WORK TO DO >> Which lines hold the word "less"? Copy each one.

Dataset records
-------
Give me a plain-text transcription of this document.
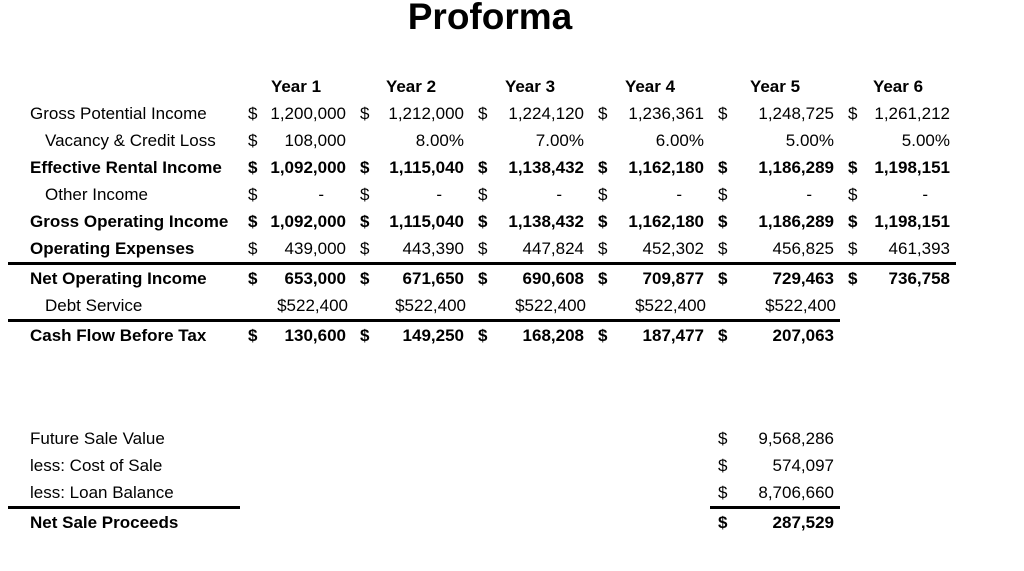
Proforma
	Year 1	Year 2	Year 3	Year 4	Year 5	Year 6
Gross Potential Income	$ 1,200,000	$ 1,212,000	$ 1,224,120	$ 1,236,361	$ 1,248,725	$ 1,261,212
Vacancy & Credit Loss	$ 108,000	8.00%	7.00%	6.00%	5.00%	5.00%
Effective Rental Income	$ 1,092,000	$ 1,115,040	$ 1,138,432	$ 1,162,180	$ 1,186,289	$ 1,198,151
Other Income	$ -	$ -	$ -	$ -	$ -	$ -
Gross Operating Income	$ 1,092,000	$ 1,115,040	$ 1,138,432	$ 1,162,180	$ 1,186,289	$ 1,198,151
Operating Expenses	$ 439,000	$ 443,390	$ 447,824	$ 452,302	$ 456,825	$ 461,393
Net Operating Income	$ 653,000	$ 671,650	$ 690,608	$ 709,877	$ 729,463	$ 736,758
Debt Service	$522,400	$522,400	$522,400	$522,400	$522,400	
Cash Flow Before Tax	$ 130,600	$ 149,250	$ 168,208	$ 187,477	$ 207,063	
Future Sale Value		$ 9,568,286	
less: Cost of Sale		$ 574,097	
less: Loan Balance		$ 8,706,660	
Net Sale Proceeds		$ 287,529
-------
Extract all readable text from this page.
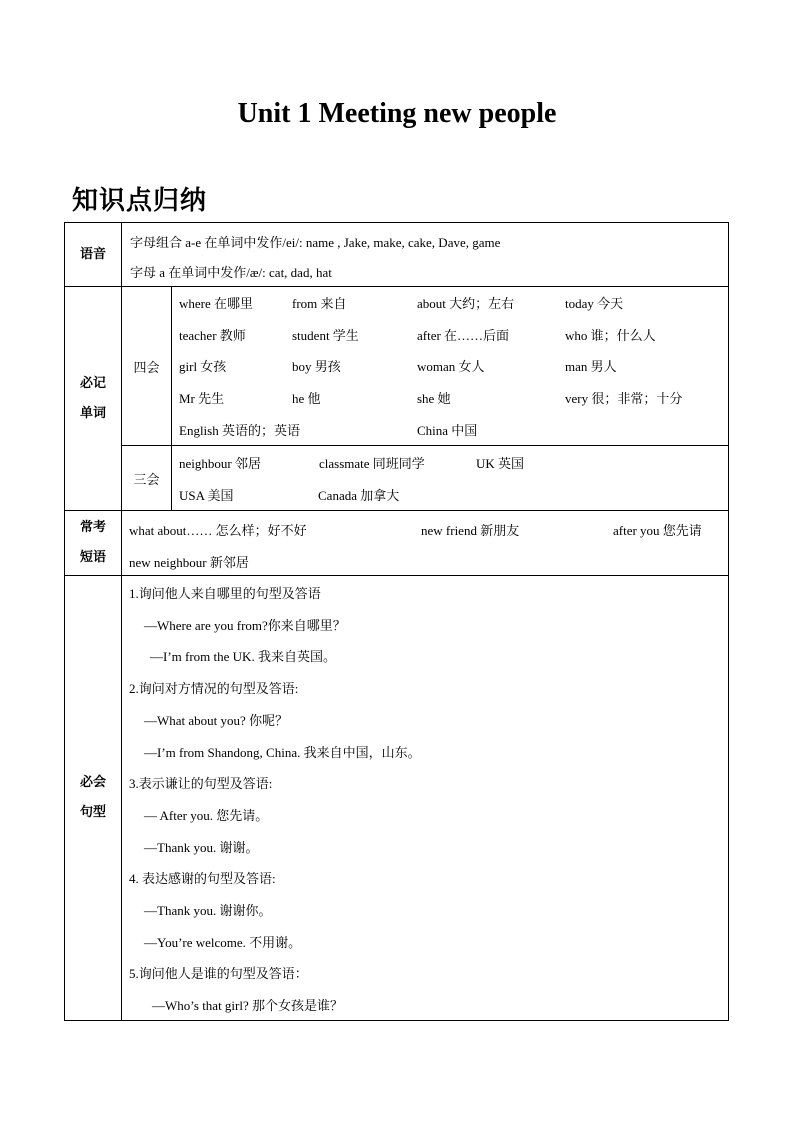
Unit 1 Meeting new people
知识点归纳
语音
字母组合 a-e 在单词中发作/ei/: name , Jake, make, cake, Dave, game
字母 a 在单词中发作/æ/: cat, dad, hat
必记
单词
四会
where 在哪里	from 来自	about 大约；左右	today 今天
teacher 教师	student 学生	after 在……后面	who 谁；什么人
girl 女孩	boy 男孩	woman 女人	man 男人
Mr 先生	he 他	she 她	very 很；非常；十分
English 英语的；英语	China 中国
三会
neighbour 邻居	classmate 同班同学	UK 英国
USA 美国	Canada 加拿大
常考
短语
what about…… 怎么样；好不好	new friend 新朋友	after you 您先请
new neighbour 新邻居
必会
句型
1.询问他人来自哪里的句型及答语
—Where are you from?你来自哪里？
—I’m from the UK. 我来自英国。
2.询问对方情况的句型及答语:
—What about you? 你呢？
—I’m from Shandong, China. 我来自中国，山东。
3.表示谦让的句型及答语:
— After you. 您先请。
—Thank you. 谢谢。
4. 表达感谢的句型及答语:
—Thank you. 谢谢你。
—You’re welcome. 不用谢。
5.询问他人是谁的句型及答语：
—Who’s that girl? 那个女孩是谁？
-------
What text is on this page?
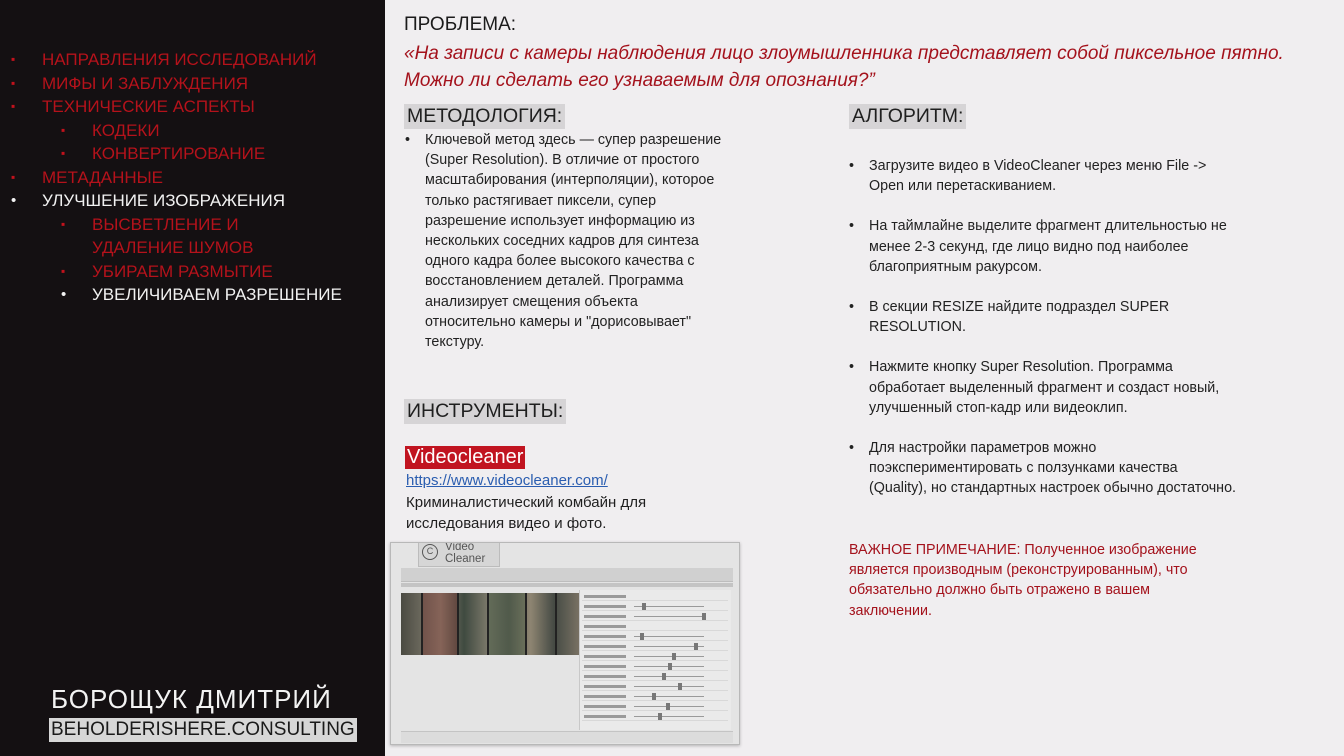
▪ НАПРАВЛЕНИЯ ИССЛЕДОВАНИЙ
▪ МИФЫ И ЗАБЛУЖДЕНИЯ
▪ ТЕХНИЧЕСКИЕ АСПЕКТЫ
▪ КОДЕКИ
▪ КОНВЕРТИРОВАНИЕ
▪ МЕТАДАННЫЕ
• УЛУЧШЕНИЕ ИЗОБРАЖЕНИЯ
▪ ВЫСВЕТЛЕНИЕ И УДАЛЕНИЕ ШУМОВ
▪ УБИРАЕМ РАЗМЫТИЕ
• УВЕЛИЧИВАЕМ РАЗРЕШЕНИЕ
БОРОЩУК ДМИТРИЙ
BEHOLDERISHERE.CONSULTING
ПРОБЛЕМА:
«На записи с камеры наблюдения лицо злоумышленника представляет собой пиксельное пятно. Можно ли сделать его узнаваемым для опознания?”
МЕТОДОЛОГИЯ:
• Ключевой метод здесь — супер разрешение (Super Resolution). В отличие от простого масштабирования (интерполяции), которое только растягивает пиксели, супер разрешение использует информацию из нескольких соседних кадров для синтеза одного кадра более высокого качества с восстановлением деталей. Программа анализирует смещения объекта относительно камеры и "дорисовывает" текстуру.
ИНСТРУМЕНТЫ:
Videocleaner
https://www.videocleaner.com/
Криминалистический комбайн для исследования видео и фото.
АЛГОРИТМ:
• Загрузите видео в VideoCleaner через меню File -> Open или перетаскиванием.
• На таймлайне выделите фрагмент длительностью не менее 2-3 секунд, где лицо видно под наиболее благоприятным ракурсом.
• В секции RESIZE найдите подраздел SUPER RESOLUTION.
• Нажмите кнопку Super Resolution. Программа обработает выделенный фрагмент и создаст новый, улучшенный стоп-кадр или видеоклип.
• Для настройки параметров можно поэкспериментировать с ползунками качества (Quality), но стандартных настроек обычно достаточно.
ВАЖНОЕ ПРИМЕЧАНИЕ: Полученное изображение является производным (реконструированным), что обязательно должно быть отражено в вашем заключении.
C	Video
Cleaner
-------
FULL OUTPUT >>
less: Cost of Sale		$ 574,097	
less: Loan Balance		$ 8,706,660	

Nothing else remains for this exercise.